THE TASK: Copy the rows below word for word, starting with the line containing "button[interactable]: SAMARITAN: [0, 1305, 2380, 1485]" and continuing through the line containing "staticText: 15: [1847, 277, 1874, 309]".

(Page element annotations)
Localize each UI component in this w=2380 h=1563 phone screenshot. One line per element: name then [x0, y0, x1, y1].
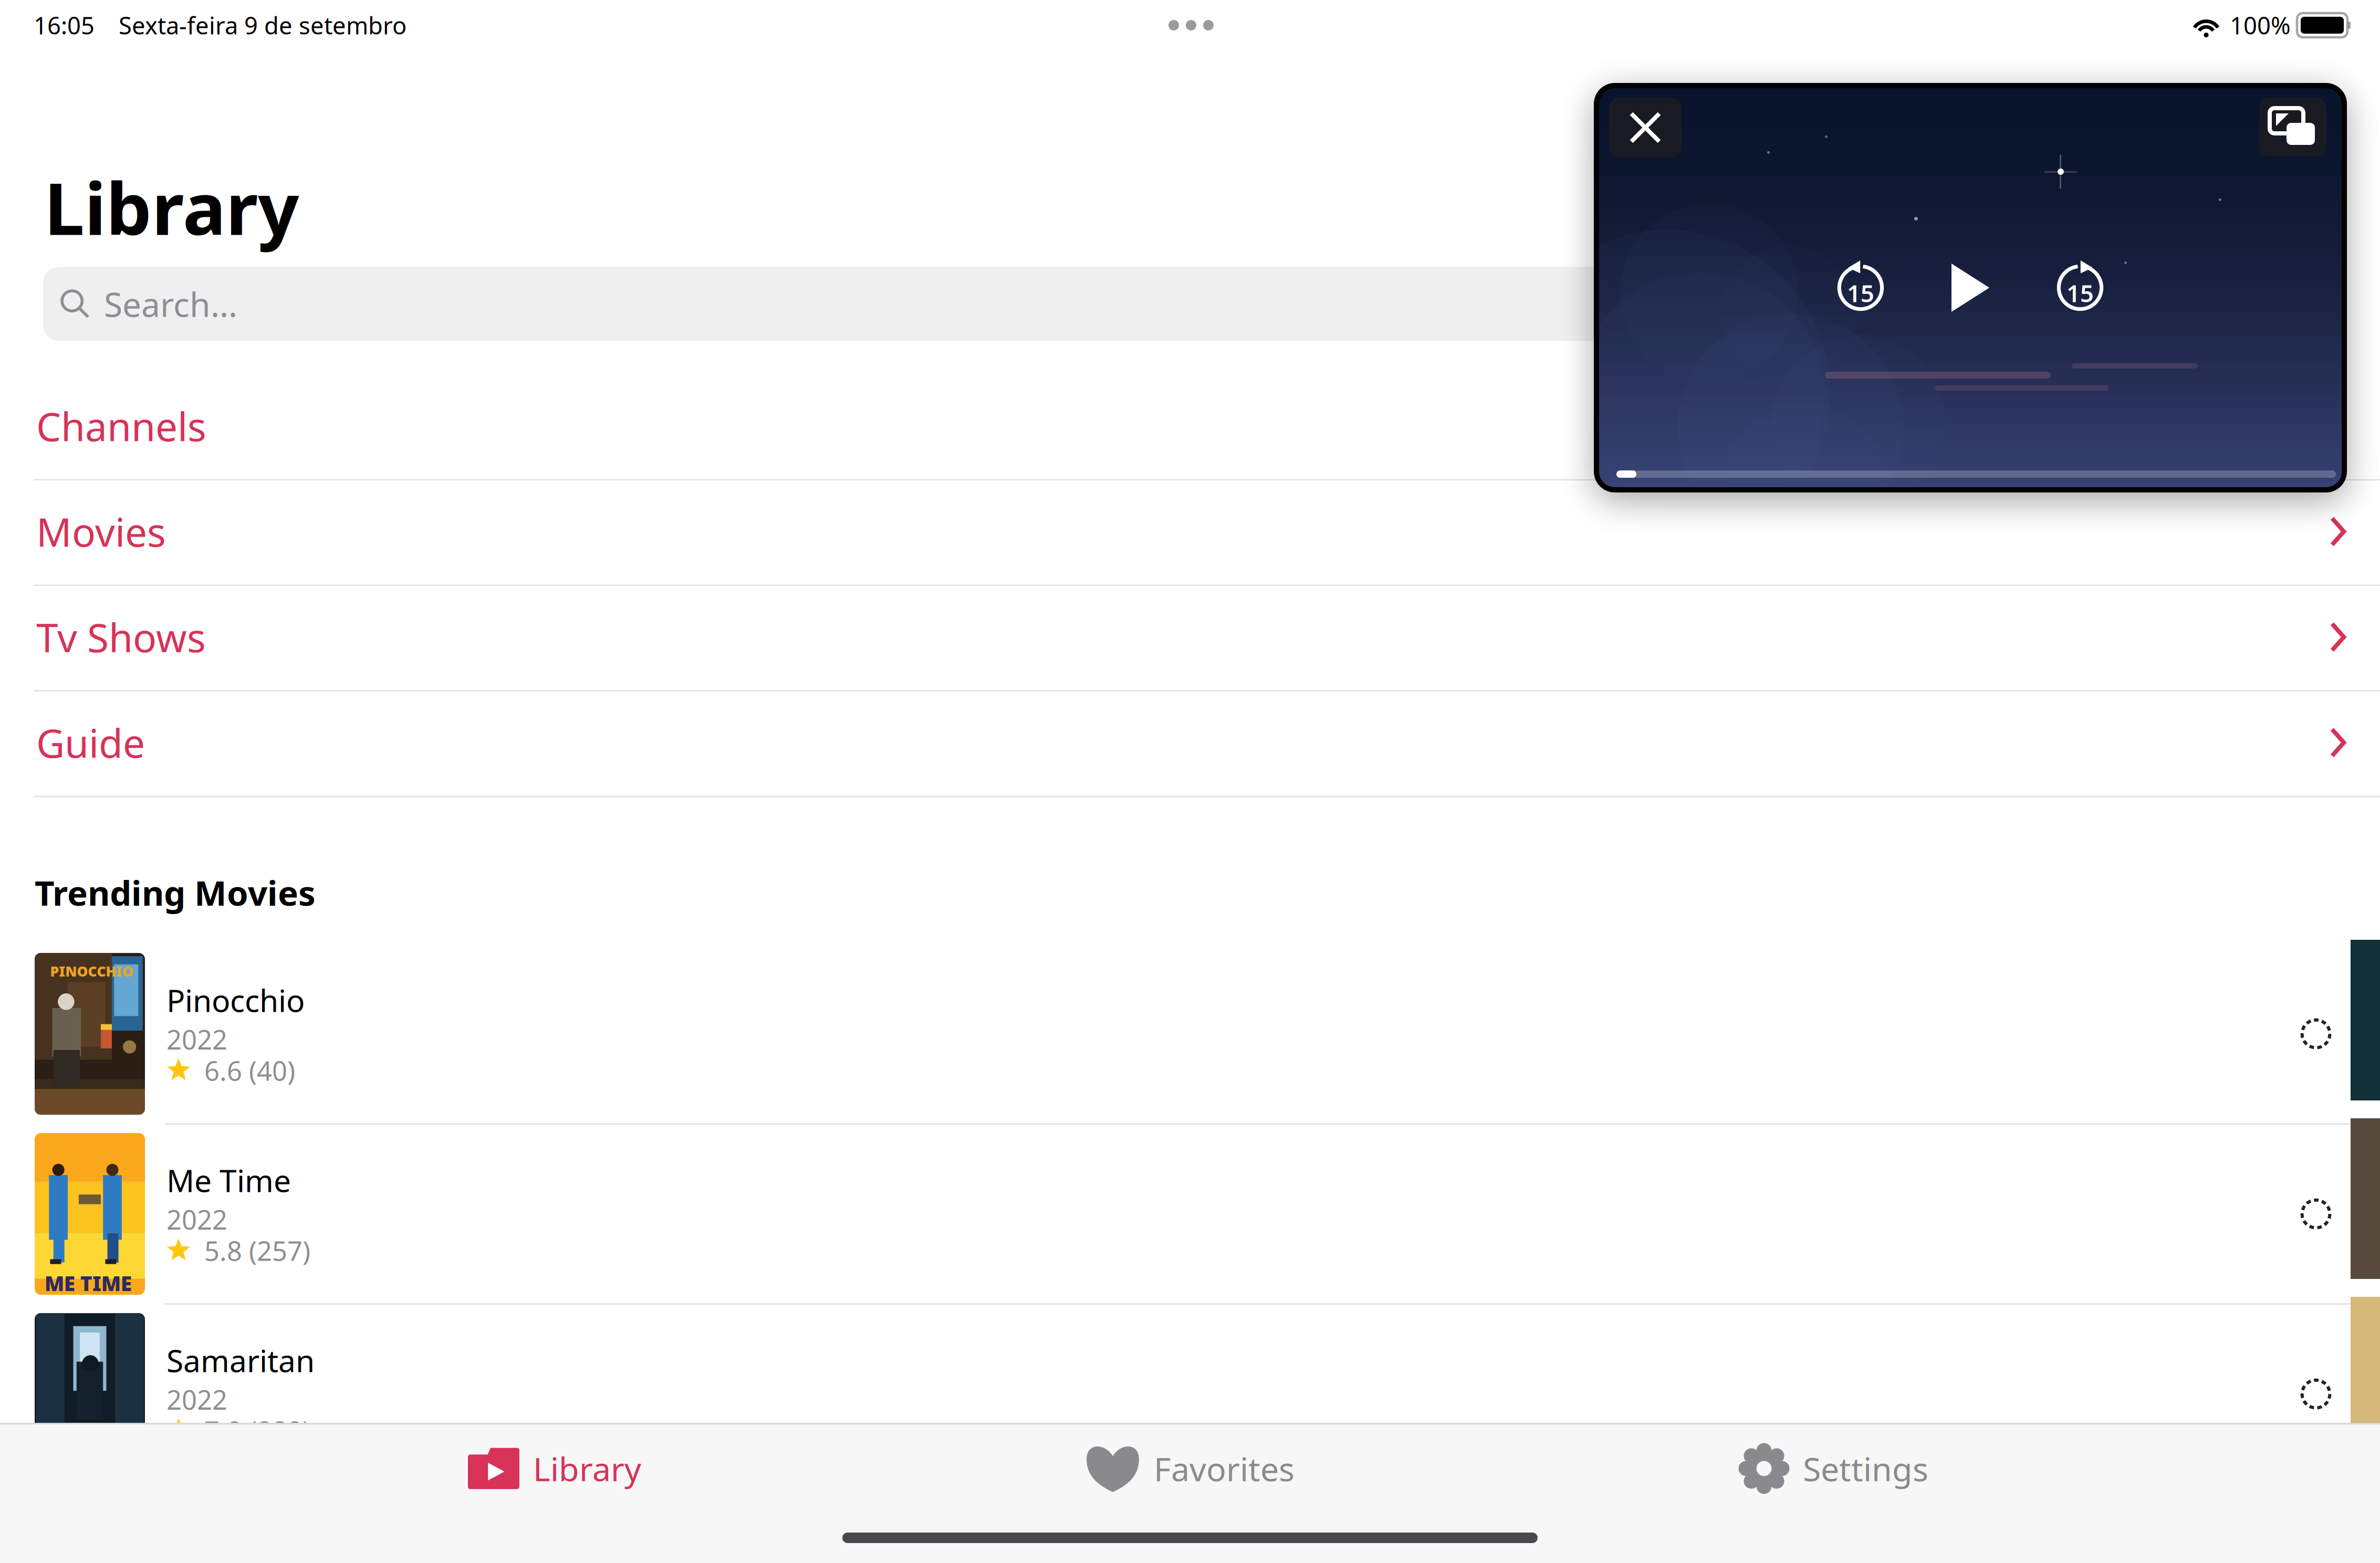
button[interactable]: SAMARITAN: [0, 1305, 2380, 1485]
staticText: 5.8 (257): [204, 1233, 310, 1268]
staticText: Trending Movies: [35, 870, 316, 915]
button[interactable]: ME TIME: [0, 1125, 2380, 1305]
staticText: Me Time: [166, 1160, 291, 1201]
staticText: ME TIME: [45, 1270, 132, 1297]
staticText: Settings: [1803, 1447, 1928, 1490]
staticText: Pinocchio: [166, 980, 305, 1021]
button[interactable]: Tv Shows: [0, 586, 2380, 692]
button[interactable]: Play: [1947, 264, 1993, 312]
staticText: Samaritan: [166, 1340, 315, 1381]
staticText: PINOCCHIO: [50, 962, 134, 980]
button[interactable]: Close picture in picture: [1609, 98, 1682, 158]
staticText: Tv Shows: [36, 611, 206, 663]
staticText: 7.0 (880): [204, 1413, 310, 1448]
staticText: 2022: [166, 1022, 227, 1057]
staticText: 6.6 (40): [204, 1053, 295, 1088]
button[interactable]: Favorites: [1064, 1424, 1316, 1513]
staticText: Library: [44, 159, 299, 255]
staticText: 15: [2066, 277, 2094, 309]
staticText: Channels: [36, 400, 206, 452]
button[interactable]: Search...: [43, 267, 2337, 341]
button[interactable]: Settings: [1718, 1424, 1949, 1513]
button[interactable]: Back 15 seconds: [1835, 262, 1886, 313]
button[interactable]: Forward 15 seconds: [2054, 262, 2106, 313]
button[interactable]: Restore full screen: [2259, 98, 2326, 156]
staticText: Search...: [104, 282, 237, 326]
staticText: Library: [533, 1447, 641, 1490]
staticText: Sexta-feira 9 de setembro: [119, 9, 406, 41]
button[interactable]: Library: [447, 1424, 662, 1513]
staticText: Favorites: [1154, 1447, 1295, 1490]
button[interactable]: Guide: [0, 692, 2380, 797]
staticText: 2022: [166, 1202, 227, 1237]
staticText: 100%: [2230, 9, 2291, 41]
button[interactable]: Channels: [0, 375, 2380, 481]
staticText: Guide: [36, 717, 145, 769]
button[interactable]: PINOCCHIO: [0, 945, 2380, 1125]
staticText: 15: [1847, 277, 1874, 309]
button[interactable]: Movies: [0, 481, 2380, 586]
staticText: 2022: [166, 1382, 227, 1417]
staticText: 16:05: [34, 9, 95, 41]
staticText: Movies: [36, 505, 166, 558]
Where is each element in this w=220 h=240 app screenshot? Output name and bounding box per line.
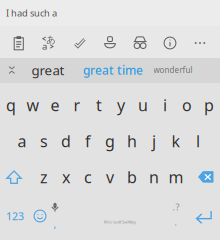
staticText: o (182, 94, 192, 116)
button[interactable]: w (22, 88, 44, 122)
button[interactable]: z (33, 160, 55, 194)
button[interactable]: Return (190, 199, 218, 235)
button[interactable]: v (99, 160, 121, 194)
staticText: . (174, 216, 178, 228)
staticText: , (54, 217, 56, 231)
button[interactable]: x (55, 160, 77, 194)
button[interactable]: p (198, 88, 220, 122)
staticText: w (26, 94, 40, 116)
button[interactable]: Info (156, 29, 184, 57)
button[interactable]: n (143, 160, 165, 194)
staticText: m (168, 166, 184, 188)
button[interactable]: j (143, 124, 165, 158)
button[interactable]: k (165, 124, 187, 158)
button[interactable]: e (44, 88, 66, 122)
button[interactable]: a (11, 124, 33, 158)
staticText: h (127, 130, 137, 152)
button[interactable]: s (33, 124, 55, 158)
button[interactable]: h (121, 124, 143, 158)
staticText: a (42, 40, 47, 52)
staticText: i (163, 94, 167, 116)
staticText: g (105, 130, 115, 152)
button[interactable]: great (23, 58, 73, 82)
staticText: n (149, 166, 159, 188)
staticText: d (61, 130, 71, 152)
button[interactable]: b (121, 160, 143, 194)
staticText: I had such a (6, 7, 57, 19)
staticText: great (32, 61, 64, 79)
button[interactable]: y (110, 88, 132, 122)
button[interactable]: Shift (0, 160, 28, 194)
staticText: r (74, 94, 80, 116)
button[interactable]: Emoji (28, 198, 52, 234)
button[interactable]: l (187, 124, 209, 158)
staticText: a (18, 130, 26, 152)
button[interactable]: 123 (2, 198, 28, 234)
staticText: .? (172, 201, 180, 213)
button[interactable]: Translate (34, 29, 62, 57)
button[interactable]: great time (80, 58, 146, 82)
button[interactable]: More (186, 29, 214, 57)
button[interactable]: c (77, 160, 99, 194)
button[interactable]: q (0, 88, 22, 122)
staticText: l (196, 130, 200, 152)
staticText: s (40, 130, 48, 152)
staticText: あ (46, 34, 56, 46)
button[interactable]: Backspace (192, 160, 220, 194)
button[interactable]: t (88, 88, 110, 122)
button[interactable]: Voice input (43, 196, 67, 232)
staticText: t (96, 94, 102, 116)
button[interactable]: u (132, 88, 154, 122)
button[interactable]: wonderful (149, 58, 197, 82)
button[interactable]: Microsoft SwiftKey (78, 204, 162, 240)
staticText: y (117, 94, 125, 116)
button[interactable]: Proofread (66, 29, 94, 57)
staticText: p (204, 94, 214, 116)
staticText: q (6, 94, 16, 116)
button[interactable]: Incognito mode (126, 29, 154, 57)
staticText: v (106, 166, 114, 188)
button[interactable]: Account (96, 29, 124, 57)
button[interactable]: d (55, 124, 77, 158)
staticText: Microsoft SwiftKey (104, 219, 136, 225)
button[interactable]: g (99, 124, 121, 158)
button[interactable]: m (165, 160, 187, 194)
staticText: 123 (6, 209, 24, 223)
staticText: j (152, 130, 156, 152)
staticText: z (40, 166, 48, 188)
staticText: u (138, 94, 148, 116)
button[interactable]: i (154, 88, 176, 122)
staticText: e (50, 94, 60, 116)
staticText: great time (83, 62, 143, 78)
button[interactable]: f (77, 124, 99, 158)
button[interactable]: Collapse suggestions (2, 58, 22, 82)
staticText: f (85, 130, 91, 152)
staticText: k (172, 130, 180, 152)
button[interactable]: r (66, 88, 88, 122)
staticText: b (127, 166, 137, 188)
button[interactable]: Clipboard (5, 29, 33, 57)
staticText: wonderful (154, 65, 192, 75)
button[interactable]: Punctuation (164, 196, 188, 232)
staticText: x (62, 166, 70, 188)
button[interactable]: o (176, 88, 198, 122)
staticText: c (84, 166, 92, 188)
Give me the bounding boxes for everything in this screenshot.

FINAL ANSWER:
button[interactable]: SAMARITAN: [0, 1305, 2380, 1485]
staticText: 5.8 (257): [204, 1233, 310, 1268]
staticText: Trending Movies: [35, 870, 316, 915]
button[interactable]: ME TIME: [0, 1125, 2380, 1305]
staticText: Me Time: [166, 1160, 291, 1201]
staticText: ME TIME: [45, 1270, 132, 1297]
staticText: Settings: [1803, 1447, 1928, 1490]
staticText: Pinocchio: [166, 980, 305, 1021]
button[interactable]: Tv Shows: [0, 586, 2380, 692]
button[interactable]: Play: [1947, 264, 1993, 312]
staticText: Samaritan: [166, 1340, 315, 1381]
staticText: PINOCCHIO: [50, 962, 134, 980]
button[interactable]: Close picture in picture: [1609, 98, 1682, 158]
staticText: Tv Shows: [36, 611, 206, 663]
staticText: 7.0 (880): [204, 1413, 310, 1448]
staticText: 2022: [166, 1022, 227, 1057]
staticText: 6.6 (40): [204, 1053, 295, 1088]
button[interactable]: Favorites: [1064, 1424, 1316, 1513]
staticText: Library: [44, 159, 299, 255]
staticText: 15: [2066, 277, 2094, 309]
staticText: Channels: [36, 400, 206, 452]
button[interactable]: Search...: [43, 267, 2337, 341]
button[interactable]: Settings: [1718, 1424, 1949, 1513]
button[interactable]: Back 15 seconds: [1835, 262, 1886, 313]
button[interactable]: Forward 15 seconds: [2054, 262, 2106, 313]
button[interactable]: Restore full screen: [2259, 98, 2326, 156]
staticText: Search...: [104, 282, 237, 326]
staticText: Library: [533, 1447, 641, 1490]
staticText: Sexta-feira 9 de setembro: [119, 9, 406, 41]
button[interactable]: Library: [447, 1424, 662, 1513]
staticText: Favorites: [1154, 1447, 1295, 1490]
button[interactable]: Guide: [0, 692, 2380, 797]
staticText: 2022: [166, 1202, 227, 1237]
staticText: 100%: [2230, 9, 2291, 41]
button[interactable]: Channels: [0, 375, 2380, 481]
staticText: Guide: [36, 717, 145, 769]
button[interactable]: PINOCCHIO: [0, 945, 2380, 1125]
staticText: 15: [1847, 277, 1874, 309]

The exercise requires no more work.